** START OF Provided data **

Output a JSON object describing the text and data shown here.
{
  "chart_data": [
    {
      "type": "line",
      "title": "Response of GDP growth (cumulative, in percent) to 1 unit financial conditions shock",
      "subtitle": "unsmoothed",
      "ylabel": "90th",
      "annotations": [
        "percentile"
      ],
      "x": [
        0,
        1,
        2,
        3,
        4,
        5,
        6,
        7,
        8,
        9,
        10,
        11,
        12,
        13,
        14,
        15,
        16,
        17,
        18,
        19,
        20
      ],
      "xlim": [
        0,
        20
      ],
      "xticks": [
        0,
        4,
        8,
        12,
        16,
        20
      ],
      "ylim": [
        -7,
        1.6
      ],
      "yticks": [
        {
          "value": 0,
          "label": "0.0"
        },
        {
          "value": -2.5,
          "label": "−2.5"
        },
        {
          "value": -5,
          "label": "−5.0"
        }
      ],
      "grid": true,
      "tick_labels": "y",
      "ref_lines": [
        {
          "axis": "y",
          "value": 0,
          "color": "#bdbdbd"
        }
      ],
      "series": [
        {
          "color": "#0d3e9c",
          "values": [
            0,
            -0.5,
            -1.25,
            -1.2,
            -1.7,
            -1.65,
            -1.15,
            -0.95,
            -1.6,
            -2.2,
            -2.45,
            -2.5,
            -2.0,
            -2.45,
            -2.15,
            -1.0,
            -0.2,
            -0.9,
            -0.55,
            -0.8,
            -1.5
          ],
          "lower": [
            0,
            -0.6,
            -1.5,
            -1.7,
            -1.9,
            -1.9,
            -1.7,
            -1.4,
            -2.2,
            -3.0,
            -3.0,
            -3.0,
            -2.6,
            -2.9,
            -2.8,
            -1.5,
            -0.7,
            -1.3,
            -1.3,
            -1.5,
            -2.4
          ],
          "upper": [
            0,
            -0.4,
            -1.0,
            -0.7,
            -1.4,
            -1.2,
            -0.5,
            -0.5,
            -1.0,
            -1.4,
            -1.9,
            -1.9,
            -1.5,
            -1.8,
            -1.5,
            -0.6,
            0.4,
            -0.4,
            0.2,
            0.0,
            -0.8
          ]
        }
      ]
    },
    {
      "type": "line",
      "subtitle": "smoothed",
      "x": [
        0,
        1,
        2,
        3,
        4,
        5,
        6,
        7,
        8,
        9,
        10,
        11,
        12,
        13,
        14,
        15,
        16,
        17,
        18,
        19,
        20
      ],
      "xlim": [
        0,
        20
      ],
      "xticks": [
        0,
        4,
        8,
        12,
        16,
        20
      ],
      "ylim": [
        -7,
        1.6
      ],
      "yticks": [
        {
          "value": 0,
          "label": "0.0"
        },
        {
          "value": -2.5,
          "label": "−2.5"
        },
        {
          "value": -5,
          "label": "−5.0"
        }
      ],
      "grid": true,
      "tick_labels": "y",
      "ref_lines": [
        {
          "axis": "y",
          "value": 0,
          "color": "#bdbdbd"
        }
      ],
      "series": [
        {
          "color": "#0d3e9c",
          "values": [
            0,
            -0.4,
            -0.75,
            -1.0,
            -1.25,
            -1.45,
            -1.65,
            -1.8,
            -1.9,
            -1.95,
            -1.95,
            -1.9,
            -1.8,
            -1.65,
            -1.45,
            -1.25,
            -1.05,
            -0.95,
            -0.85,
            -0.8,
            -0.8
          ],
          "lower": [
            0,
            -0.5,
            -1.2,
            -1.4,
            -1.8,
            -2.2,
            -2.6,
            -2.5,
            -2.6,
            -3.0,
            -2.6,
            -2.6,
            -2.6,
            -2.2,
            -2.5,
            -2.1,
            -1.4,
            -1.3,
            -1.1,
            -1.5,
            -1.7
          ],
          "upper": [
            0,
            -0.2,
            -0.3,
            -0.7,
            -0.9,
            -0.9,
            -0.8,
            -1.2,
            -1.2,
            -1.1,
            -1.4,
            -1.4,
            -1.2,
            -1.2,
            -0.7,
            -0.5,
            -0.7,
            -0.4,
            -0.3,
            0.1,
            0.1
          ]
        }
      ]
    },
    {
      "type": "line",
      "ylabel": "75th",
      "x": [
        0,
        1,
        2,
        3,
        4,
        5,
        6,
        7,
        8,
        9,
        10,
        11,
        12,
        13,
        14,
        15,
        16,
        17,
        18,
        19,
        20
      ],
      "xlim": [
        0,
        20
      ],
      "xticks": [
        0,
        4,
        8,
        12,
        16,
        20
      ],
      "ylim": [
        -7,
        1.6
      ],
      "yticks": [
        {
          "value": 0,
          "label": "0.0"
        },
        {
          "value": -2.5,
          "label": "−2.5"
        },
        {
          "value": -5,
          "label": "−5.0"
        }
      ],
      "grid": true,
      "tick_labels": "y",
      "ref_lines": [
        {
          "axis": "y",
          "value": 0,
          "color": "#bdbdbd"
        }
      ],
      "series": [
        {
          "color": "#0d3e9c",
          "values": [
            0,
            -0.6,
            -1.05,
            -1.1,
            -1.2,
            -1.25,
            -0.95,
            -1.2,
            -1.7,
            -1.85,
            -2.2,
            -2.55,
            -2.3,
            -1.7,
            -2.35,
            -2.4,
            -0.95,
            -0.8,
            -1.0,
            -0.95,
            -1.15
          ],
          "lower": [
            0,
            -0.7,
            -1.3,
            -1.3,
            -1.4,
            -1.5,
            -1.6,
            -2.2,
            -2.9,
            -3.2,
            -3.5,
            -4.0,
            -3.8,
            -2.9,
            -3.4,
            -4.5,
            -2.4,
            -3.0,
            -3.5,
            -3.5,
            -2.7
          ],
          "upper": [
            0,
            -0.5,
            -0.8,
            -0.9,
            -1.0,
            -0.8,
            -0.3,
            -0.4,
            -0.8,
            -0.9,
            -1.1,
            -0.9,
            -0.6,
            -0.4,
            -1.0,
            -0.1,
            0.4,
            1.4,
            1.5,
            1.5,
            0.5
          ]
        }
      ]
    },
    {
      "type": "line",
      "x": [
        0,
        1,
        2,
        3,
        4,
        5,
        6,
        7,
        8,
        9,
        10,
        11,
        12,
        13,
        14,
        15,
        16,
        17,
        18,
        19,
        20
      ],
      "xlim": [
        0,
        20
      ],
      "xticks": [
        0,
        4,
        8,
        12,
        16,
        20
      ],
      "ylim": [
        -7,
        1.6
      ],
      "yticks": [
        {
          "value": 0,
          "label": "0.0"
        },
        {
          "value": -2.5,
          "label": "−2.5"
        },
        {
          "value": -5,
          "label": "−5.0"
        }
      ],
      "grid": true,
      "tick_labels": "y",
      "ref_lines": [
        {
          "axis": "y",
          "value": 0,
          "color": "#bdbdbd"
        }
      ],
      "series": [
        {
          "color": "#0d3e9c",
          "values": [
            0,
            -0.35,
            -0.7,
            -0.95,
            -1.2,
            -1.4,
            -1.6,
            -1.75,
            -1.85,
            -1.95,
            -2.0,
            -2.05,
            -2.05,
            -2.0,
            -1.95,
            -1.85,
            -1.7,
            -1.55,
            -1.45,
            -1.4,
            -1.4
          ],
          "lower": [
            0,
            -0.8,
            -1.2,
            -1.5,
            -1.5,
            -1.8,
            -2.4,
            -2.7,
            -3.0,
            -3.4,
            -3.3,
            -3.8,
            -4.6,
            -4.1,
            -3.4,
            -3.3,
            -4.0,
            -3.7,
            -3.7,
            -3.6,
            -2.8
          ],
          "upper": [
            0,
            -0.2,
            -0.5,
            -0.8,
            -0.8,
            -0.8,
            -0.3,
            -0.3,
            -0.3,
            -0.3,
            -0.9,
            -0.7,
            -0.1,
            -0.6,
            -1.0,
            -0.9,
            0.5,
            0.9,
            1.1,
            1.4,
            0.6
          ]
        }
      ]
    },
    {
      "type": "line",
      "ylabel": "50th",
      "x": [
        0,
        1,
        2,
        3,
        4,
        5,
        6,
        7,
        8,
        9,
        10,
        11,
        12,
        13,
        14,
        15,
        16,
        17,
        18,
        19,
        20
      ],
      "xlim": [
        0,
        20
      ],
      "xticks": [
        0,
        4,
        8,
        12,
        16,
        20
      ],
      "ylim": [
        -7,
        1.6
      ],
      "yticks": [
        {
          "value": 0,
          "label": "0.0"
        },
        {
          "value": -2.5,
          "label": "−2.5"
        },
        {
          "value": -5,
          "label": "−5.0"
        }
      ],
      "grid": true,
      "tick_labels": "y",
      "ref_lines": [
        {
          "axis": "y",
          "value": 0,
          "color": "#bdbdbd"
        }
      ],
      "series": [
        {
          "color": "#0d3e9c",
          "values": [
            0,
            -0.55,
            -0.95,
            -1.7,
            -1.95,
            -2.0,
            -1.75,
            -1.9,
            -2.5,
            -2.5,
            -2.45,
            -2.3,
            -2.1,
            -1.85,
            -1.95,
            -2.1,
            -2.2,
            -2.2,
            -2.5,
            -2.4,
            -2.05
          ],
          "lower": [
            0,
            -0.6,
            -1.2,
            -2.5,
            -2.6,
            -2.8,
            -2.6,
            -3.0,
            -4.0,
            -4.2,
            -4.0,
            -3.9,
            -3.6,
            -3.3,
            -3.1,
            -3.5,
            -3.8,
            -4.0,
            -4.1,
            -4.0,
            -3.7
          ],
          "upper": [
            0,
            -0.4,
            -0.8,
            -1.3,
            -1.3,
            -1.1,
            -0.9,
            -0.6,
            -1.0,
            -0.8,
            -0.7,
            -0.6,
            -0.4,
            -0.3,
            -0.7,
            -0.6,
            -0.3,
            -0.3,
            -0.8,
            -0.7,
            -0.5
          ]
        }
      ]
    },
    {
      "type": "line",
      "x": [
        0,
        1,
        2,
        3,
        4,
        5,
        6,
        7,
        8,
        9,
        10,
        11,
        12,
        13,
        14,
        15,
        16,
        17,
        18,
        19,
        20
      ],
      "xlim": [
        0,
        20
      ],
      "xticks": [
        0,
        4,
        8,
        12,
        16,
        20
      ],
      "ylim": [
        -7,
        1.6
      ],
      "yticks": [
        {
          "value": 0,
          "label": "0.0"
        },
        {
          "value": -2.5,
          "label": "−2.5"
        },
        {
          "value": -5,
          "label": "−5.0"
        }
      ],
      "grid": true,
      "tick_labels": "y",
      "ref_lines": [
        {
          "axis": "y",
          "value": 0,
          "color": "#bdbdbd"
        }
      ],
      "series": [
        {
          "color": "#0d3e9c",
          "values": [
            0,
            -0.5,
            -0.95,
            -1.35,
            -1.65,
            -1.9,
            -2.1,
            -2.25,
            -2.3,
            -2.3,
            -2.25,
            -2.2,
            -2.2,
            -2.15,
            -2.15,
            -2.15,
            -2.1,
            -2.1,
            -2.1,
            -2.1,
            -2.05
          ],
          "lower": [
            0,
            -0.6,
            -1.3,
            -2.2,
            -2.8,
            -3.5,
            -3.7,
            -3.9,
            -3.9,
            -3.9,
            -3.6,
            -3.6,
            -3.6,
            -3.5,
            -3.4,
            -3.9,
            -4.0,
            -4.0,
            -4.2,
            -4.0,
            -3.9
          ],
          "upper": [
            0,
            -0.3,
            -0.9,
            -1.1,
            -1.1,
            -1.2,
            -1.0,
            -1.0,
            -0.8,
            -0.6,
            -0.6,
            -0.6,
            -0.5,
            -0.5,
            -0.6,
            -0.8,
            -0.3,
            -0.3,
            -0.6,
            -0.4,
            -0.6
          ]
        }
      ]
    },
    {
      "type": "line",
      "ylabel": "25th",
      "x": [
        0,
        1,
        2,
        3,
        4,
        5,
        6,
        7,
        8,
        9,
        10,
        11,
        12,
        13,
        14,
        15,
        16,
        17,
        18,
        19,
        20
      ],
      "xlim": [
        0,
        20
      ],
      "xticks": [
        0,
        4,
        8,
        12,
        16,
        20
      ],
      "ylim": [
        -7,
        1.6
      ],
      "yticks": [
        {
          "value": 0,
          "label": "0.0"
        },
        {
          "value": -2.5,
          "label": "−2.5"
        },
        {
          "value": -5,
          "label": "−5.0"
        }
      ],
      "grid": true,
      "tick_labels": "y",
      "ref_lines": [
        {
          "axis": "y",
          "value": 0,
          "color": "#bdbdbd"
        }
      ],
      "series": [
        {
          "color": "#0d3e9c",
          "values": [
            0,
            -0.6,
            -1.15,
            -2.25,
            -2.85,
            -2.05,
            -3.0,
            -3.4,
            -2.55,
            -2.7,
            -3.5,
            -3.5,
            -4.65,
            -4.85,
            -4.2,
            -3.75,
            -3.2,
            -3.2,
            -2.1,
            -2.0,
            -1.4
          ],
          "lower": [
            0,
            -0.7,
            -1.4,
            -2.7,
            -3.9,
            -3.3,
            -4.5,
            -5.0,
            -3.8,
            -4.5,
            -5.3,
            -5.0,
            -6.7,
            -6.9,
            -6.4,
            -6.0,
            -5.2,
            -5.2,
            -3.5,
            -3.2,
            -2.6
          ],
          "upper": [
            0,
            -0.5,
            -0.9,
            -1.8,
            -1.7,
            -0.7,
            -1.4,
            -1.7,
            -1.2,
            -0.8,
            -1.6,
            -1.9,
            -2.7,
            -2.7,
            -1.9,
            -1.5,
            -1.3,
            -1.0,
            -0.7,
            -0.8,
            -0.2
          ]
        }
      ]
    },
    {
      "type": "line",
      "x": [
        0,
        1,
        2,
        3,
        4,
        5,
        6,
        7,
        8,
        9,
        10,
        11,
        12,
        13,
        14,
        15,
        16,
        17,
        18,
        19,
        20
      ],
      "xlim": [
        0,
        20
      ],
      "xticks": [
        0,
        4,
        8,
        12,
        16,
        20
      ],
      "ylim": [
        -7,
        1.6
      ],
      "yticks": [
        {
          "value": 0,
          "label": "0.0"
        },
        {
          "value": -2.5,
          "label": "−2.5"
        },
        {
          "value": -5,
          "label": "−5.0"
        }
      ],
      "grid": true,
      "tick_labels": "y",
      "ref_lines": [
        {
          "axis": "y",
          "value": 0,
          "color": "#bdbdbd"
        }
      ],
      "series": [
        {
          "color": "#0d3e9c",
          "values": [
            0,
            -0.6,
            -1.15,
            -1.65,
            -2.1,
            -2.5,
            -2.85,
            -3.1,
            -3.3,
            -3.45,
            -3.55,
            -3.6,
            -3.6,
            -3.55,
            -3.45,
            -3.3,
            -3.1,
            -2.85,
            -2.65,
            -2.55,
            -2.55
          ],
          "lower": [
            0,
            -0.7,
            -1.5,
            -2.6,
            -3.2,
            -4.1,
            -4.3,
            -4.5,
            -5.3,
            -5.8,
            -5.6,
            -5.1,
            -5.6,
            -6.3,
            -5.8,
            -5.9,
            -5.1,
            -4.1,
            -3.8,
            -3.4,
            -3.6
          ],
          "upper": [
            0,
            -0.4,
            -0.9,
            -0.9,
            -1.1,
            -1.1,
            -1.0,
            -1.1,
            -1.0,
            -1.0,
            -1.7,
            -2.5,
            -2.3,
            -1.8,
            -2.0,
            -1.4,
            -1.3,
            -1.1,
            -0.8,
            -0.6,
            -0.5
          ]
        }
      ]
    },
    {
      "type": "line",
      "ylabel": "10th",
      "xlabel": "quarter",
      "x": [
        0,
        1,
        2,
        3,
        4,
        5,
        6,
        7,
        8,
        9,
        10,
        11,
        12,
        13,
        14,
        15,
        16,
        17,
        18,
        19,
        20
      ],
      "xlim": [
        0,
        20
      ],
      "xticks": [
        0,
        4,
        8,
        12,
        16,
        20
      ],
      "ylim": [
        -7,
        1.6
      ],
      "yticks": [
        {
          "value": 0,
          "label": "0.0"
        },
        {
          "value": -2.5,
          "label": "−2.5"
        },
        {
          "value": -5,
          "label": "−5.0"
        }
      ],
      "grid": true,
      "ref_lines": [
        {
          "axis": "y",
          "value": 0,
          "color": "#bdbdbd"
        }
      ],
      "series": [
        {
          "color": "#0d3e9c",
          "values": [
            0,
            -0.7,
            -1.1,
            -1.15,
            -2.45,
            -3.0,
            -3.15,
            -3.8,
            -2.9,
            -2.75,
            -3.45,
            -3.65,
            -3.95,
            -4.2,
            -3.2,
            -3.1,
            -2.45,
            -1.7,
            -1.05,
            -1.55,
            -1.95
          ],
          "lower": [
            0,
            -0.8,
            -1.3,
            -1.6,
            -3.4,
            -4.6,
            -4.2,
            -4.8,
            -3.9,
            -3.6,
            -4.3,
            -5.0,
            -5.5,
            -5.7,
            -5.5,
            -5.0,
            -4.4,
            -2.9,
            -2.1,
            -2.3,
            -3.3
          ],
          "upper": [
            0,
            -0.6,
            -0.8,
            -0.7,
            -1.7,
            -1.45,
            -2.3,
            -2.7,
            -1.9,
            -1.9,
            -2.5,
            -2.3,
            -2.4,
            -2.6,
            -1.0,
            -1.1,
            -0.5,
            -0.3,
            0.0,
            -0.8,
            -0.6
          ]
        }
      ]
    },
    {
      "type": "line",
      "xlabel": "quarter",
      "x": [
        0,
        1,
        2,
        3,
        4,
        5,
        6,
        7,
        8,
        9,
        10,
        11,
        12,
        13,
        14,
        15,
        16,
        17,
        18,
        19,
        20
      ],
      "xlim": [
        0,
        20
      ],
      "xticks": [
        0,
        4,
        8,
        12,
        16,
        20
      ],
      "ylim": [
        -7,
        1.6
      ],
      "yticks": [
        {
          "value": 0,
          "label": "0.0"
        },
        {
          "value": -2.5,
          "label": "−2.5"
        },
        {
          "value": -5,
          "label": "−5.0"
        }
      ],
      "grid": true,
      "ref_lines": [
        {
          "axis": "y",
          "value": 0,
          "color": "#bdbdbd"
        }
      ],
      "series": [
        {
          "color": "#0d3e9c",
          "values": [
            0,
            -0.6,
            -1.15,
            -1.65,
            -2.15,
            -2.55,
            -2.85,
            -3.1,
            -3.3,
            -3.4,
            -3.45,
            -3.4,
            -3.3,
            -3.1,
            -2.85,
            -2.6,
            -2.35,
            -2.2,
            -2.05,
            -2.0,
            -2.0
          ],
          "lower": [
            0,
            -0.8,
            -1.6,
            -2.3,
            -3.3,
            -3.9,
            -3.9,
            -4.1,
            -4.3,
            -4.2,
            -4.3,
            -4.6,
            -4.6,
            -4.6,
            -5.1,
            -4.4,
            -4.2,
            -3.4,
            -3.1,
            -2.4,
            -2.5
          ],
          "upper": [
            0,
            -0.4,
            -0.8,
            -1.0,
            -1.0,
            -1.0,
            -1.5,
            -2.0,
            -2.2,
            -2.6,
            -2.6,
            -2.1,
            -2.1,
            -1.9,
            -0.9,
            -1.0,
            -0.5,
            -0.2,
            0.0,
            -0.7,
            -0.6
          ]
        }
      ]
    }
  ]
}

** END OF Provided data **

Your task >>
Return every line from the records above that holds the word "ylabel".

Output below >>
      "ylabel": "90th",
      "ylabel": "75th",
      "ylabel": "50th",
      "ylabel": "25th",
      "ylabel": "10th",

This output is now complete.